"""

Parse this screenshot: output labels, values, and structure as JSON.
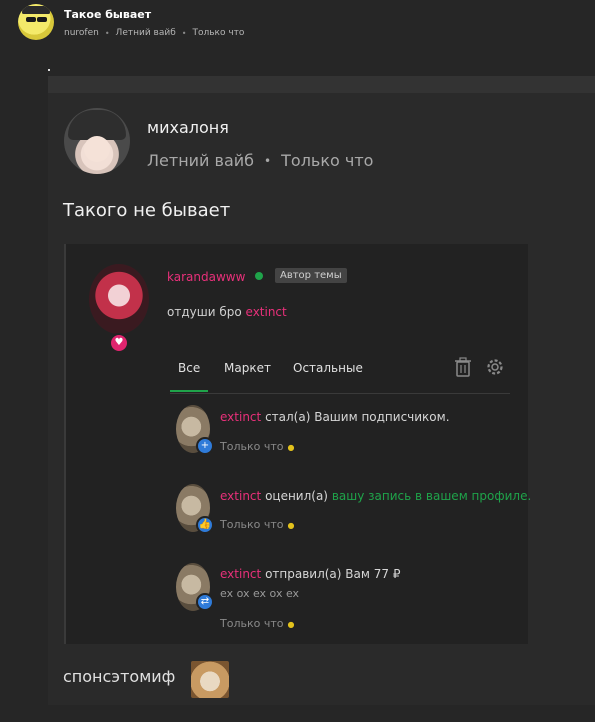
{
  "post": {
    "title": "Такое бывает",
    "author": "nurofen",
    "community": "Летний вайб",
    "time": "Только что",
    "separator": "•",
    "tiny_mark": "."
  },
  "quoted": {
    "author": "михалоня",
    "community": "Летний вайб",
    "time": "Только что",
    "separator": "•",
    "text": "Такого не бывает"
  },
  "screenshot": {
    "username": "karandawww",
    "badge": "Автор темы",
    "status_prefix": "отдуши бро",
    "status_highlight": "extinct",
    "tabs": [
      {
        "label": "Все"
      },
      {
        "label": "Маркет"
      },
      {
        "label": "Остальные"
      }
    ],
    "notifications": [
      {
        "user": "extinct",
        "action": "стал(а) Вашим подписчиком.",
        "extra": "",
        "sub": "",
        "time": "Только что",
        "icon": "plus-icon"
      },
      {
        "user": "extinct",
        "action": "оценил(а)",
        "extra": "вашу запись в вашем профиле.",
        "sub": "",
        "time": "Только что",
        "icon": "like-icon"
      },
      {
        "user": "extinct",
        "action": "отправил(а) Вам 77 ₽",
        "extra": "",
        "sub": "ex ox ex ox ex",
        "time": "Только что",
        "icon": "transfer-icon"
      }
    ],
    "colors": {
      "accent": "#1fa34a",
      "username": "#e8307a",
      "icon_blue": "#2f7bd9"
    }
  },
  "caption": "спонсэтомиф"
}
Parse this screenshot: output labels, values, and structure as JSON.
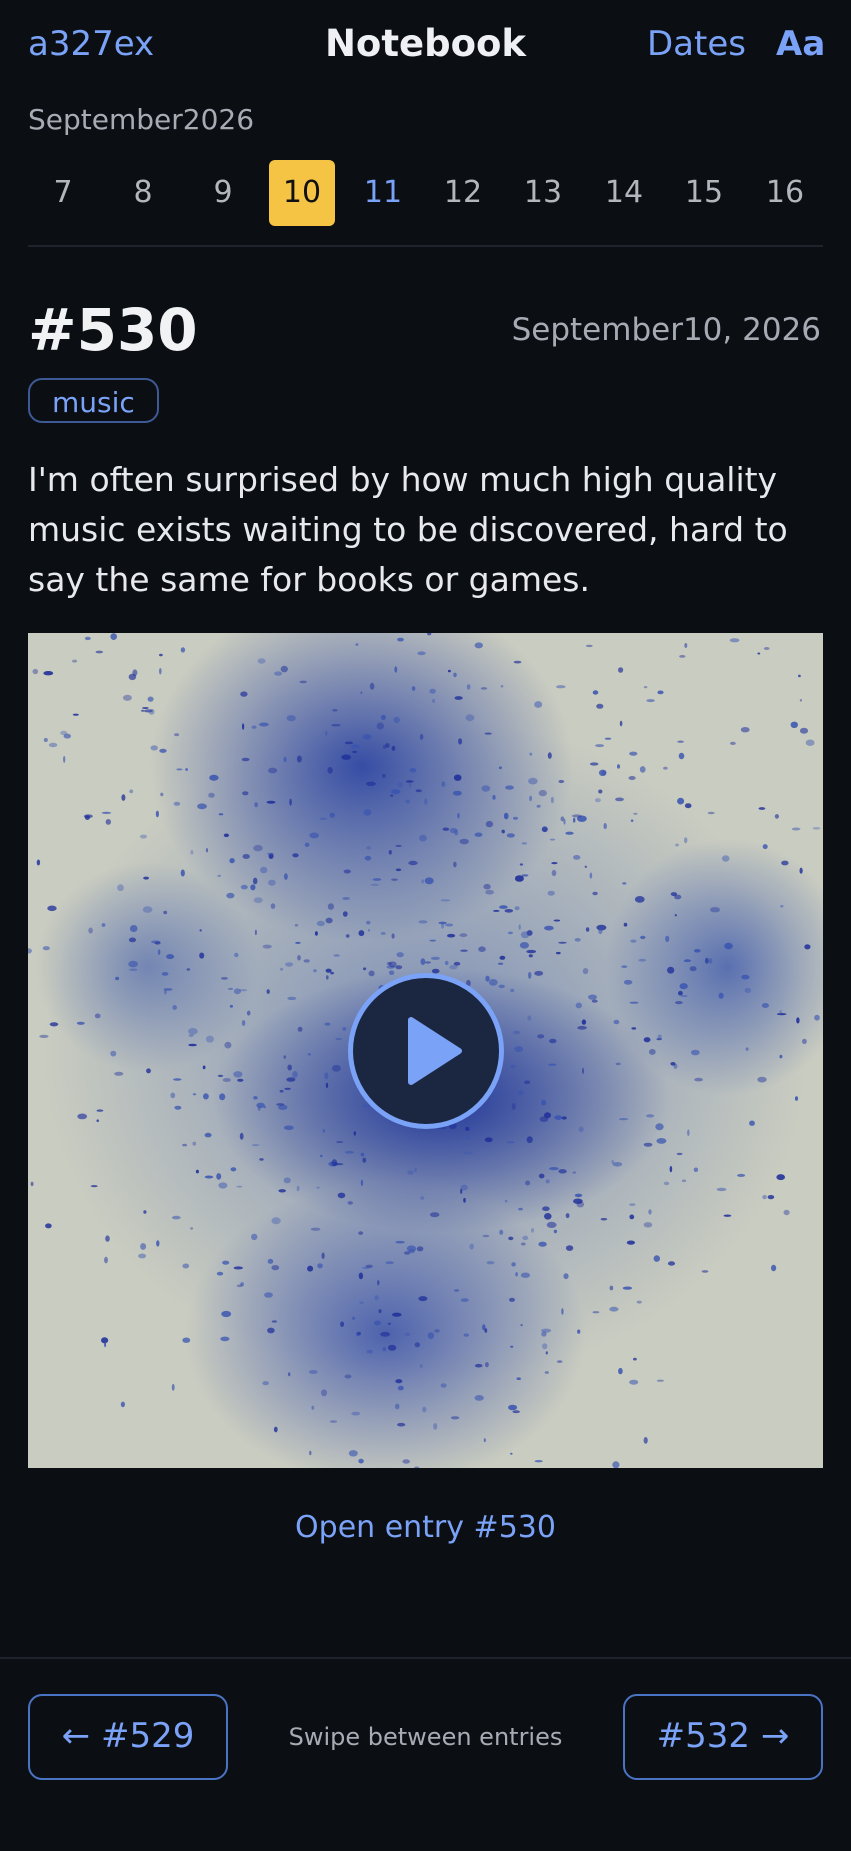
{
  "header": {
    "brand": "a327ex",
    "title": "Notebook",
    "dates_link": "Dates",
    "font_link": "Aa"
  },
  "calendar": {
    "month": "September2026",
    "days": [
      {
        "label": "7",
        "state": "plain"
      },
      {
        "label": "8",
        "state": "plain"
      },
      {
        "label": "9",
        "state": "plain"
      },
      {
        "label": "10",
        "state": "selected"
      },
      {
        "label": "11",
        "state": "has-entry"
      },
      {
        "label": "12",
        "state": "plain"
      },
      {
        "label": "13",
        "state": "plain"
      },
      {
        "label": "14",
        "state": "plain"
      },
      {
        "label": "15",
        "state": "plain"
      },
      {
        "label": "16",
        "state": "plain"
      }
    ]
  },
  "entry": {
    "number": "#530",
    "date": "September10, 2026",
    "tag": "music",
    "text": "I'm often surprised by how much high quality music exists waiting to be discovered, hard to say the same for books or games.",
    "media": {
      "type": "video",
      "icon": "play-icon"
    },
    "open_link": "Open entry #530"
  },
  "footer": {
    "prev_label": "← #529",
    "next_label": "#532 →",
    "hint": "Swipe between entries"
  },
  "colors": {
    "background": "#0b0e13",
    "accent": "#7aa2f7",
    "selected_day": "#f5c445",
    "text": "#e8e8ea",
    "muted": "#a7abb4"
  }
}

"""

Task directions — Pull every line containing "username" out of the data above.

Reply to the exercise —
    "username": "karandawww",
      "username": "#e8307a",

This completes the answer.